(Stored records)
────────────────────

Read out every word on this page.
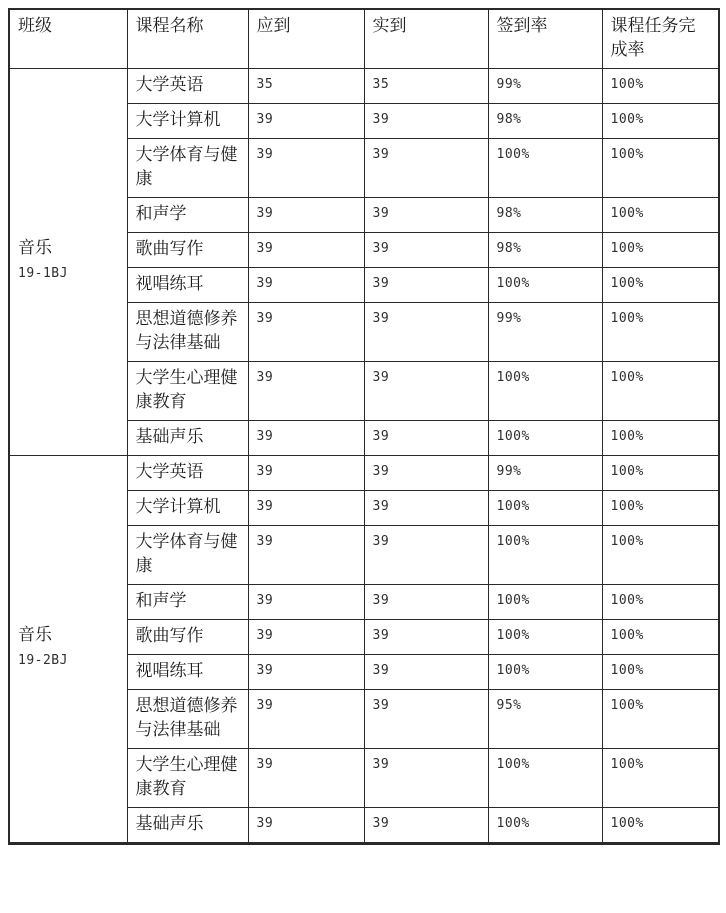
班级	课程名称	应到	实到	签到率	课程任务完成率

音乐
19-1BJ	大学英语	35	35	99%	100%
	大学计算机	39	39	98%	100%
	大学体育与健康	39	39	100%	100%
	和声学	39	39	98%	100%
	歌曲写作	39	39	98%	100%
	视唱练耳	39	39	100%	100%
	思想道德修养与法律基础	39	39	99%	100%
	大学生心理健康教育	39	39	100%	100%
	基础声乐	39	39	100%	100%

音乐
19-2BJ	大学英语	39	39	99%	100%
	大学计算机	39	39	100%	100%
	大学体育与健康	39	39	100%	100%
	和声学	39	39	100%	100%
	歌曲写作	39	39	100%	100%
	视唱练耳	39	39	100%	100%
	思想道德修养与法律基础	39	39	95%	100%
	大学生心理健康教育	39	39	100%	100%
	基础声乐	39	39	100%	100%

────────────────────

#### WHAT THE EXERCISE ASKS:
Copy out the whole listing exactly, and don't carry over any pictures.

#### WRITTEN REPLY:
Read out every word on this page.
班级	课程名称	应到	实到	签到率	课程任务完成率

音乐
19-1BJ	大学英语	35	35	99%	100%
	大学计算机	39	39	98%	100%
	大学体育与健康	39	39	100%	100%
	和声学	39	39	98%	100%
	歌曲写作	39	39	98%	100%
	视唱练耳	39	39	100%	100%
	思想道德修养与法律基础	39	39	99%	100%
	大学生心理健康教育	39	39	100%	100%
	基础声乐	39	39	100%	100%

音乐
19-2BJ	大学英语	39	39	99%	100%
	大学计算机	39	39	100%	100%
	大学体育与健康	39	39	100%	100%
	和声学	39	39	100%	100%
	歌曲写作	39	39	100%	100%
	视唱练耳	39	39	100%	100%
	思想道德修养与法律基础	39	39	95%	100%
	大学生心理健康教育	39	39	100%	100%
	基础声乐	39	39	100%	100%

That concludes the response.